§ **Given exercise**
Which lines hold the word "true"? Show each of them.

-.-.-

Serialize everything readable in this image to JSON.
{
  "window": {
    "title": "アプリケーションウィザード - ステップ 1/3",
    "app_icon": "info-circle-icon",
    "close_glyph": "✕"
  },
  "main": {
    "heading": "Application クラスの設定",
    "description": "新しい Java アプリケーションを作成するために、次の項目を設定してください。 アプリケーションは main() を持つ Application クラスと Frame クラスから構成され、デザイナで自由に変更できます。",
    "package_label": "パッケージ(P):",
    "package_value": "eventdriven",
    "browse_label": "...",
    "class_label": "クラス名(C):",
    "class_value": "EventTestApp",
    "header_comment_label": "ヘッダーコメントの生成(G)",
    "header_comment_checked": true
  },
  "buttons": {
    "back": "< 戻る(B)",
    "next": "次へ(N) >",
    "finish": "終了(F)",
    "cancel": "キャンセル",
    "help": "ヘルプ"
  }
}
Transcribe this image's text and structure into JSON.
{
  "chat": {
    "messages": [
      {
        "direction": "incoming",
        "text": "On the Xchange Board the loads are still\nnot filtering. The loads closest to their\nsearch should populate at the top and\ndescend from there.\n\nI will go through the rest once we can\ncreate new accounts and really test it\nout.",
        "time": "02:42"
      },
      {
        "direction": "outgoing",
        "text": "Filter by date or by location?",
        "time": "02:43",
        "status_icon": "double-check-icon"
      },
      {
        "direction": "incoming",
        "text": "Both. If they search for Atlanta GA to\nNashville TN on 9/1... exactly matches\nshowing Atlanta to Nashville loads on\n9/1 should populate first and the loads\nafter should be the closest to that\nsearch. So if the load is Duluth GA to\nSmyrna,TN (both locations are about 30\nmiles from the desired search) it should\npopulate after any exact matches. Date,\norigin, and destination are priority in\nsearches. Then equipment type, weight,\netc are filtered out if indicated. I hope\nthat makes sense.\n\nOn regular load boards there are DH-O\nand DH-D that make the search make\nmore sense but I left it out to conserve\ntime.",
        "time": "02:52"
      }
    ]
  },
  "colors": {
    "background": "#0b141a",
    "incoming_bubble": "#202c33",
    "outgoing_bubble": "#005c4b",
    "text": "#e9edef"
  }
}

-.-.-

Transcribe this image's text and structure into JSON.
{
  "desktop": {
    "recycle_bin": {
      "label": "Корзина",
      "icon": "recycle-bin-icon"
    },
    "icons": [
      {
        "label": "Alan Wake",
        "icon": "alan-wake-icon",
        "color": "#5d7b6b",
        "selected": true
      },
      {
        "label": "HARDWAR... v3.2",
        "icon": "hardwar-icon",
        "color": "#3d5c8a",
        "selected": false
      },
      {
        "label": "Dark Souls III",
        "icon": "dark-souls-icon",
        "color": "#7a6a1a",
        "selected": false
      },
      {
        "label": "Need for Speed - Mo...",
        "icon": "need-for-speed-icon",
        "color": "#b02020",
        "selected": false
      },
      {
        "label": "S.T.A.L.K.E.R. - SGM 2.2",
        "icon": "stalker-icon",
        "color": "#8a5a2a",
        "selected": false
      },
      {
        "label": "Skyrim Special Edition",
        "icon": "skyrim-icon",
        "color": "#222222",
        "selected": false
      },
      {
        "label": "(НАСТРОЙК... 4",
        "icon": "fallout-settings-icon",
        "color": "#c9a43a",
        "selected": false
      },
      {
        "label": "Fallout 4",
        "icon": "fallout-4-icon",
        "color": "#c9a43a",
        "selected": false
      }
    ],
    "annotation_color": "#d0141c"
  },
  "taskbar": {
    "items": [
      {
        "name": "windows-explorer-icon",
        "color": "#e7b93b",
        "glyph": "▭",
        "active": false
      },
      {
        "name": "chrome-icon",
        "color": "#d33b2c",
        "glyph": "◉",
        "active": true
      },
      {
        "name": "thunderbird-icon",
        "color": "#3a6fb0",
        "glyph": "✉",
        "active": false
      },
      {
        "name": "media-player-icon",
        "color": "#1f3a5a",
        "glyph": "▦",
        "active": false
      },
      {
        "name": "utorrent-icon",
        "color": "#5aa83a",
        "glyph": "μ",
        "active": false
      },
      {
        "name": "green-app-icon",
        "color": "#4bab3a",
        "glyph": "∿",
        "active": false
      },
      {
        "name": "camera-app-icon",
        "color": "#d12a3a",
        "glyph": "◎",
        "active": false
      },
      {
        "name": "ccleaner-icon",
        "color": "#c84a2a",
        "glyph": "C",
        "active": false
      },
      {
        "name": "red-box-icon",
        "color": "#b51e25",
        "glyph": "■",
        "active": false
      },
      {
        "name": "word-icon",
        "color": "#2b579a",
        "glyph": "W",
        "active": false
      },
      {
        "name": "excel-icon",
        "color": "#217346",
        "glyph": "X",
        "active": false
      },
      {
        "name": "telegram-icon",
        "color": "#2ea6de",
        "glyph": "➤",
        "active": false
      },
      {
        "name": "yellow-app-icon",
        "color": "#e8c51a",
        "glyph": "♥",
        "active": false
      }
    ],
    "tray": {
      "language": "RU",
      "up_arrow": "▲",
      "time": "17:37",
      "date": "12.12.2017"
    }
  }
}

-.-.-

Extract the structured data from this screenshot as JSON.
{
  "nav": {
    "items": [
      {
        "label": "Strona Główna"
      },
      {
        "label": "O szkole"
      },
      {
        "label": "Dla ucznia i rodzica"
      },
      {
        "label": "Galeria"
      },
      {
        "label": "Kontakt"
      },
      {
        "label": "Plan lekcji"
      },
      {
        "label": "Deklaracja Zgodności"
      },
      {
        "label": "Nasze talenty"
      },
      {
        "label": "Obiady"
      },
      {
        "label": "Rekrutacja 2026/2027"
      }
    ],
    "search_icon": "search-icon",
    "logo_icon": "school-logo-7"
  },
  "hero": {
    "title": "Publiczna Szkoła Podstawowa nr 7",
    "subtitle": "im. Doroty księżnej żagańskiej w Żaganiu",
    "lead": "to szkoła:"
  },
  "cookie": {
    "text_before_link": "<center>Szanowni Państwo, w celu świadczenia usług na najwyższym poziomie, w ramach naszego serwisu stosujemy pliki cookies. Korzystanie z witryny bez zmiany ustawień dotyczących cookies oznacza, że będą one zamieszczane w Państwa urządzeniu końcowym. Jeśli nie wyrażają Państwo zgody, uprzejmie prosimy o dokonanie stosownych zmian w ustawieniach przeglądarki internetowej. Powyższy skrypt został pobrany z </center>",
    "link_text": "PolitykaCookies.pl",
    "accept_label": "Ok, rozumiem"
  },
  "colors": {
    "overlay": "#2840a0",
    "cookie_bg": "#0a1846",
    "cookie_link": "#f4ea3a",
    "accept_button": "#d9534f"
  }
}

-.-.-

§ **Exercise solution**
    "header_comment_checked": true
        "selected": true
        "active": true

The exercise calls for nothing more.